- **Brief**
Each line in the entries below that contains the word "http" counts once. Report how many there are and nothing more.

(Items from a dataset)
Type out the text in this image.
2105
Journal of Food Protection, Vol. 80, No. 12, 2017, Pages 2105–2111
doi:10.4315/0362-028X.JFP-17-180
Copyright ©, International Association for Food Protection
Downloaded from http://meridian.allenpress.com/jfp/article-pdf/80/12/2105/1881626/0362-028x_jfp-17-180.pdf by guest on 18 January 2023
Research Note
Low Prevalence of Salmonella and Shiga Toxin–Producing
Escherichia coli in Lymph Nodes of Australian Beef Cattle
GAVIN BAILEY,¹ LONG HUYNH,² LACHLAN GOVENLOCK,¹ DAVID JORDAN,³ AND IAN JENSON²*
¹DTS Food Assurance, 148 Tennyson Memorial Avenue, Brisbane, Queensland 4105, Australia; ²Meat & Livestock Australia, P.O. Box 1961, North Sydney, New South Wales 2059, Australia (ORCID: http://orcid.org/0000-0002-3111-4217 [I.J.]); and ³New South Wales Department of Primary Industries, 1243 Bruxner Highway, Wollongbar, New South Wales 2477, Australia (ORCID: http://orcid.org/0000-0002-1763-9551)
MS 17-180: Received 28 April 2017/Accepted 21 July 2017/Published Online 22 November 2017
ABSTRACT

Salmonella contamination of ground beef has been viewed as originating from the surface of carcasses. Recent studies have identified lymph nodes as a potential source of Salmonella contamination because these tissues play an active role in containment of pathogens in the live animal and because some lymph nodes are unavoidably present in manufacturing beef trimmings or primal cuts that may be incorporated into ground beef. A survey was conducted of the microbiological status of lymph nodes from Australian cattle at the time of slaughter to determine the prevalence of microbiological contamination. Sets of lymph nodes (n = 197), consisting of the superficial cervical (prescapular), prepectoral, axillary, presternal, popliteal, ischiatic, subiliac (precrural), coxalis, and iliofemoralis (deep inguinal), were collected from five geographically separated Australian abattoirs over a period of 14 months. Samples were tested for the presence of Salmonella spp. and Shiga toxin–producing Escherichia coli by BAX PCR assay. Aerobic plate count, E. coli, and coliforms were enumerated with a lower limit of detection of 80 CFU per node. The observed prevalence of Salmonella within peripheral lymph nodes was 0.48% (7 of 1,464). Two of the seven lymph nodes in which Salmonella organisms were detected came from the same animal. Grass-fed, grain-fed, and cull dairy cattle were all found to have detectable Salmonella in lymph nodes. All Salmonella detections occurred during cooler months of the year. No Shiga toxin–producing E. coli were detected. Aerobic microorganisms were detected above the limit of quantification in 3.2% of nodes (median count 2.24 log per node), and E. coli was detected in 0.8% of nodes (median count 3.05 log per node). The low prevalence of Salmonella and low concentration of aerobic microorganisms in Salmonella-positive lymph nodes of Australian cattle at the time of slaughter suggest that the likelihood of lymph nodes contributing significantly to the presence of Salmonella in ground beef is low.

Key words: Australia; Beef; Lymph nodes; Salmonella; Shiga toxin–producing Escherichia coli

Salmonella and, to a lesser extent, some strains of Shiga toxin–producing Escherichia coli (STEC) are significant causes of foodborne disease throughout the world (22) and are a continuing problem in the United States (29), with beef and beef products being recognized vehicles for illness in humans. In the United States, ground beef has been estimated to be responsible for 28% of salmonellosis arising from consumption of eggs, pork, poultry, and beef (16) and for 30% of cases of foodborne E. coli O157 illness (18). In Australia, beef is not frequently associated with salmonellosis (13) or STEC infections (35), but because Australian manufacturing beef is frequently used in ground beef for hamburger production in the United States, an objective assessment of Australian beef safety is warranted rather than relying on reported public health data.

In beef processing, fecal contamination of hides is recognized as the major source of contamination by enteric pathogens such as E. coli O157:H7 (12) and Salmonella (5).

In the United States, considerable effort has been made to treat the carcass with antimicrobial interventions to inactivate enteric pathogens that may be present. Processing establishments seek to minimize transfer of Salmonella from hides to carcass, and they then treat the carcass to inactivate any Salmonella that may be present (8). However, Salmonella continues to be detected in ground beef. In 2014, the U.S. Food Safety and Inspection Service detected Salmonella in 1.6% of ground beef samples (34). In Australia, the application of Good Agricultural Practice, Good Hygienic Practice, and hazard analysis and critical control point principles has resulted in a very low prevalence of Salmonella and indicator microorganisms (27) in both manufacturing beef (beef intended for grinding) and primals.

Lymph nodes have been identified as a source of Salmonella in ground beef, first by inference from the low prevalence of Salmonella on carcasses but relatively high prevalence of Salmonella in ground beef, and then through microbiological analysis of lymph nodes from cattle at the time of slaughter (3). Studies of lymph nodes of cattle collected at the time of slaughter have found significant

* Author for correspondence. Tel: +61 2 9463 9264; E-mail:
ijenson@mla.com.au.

- **Answer to this problem**
2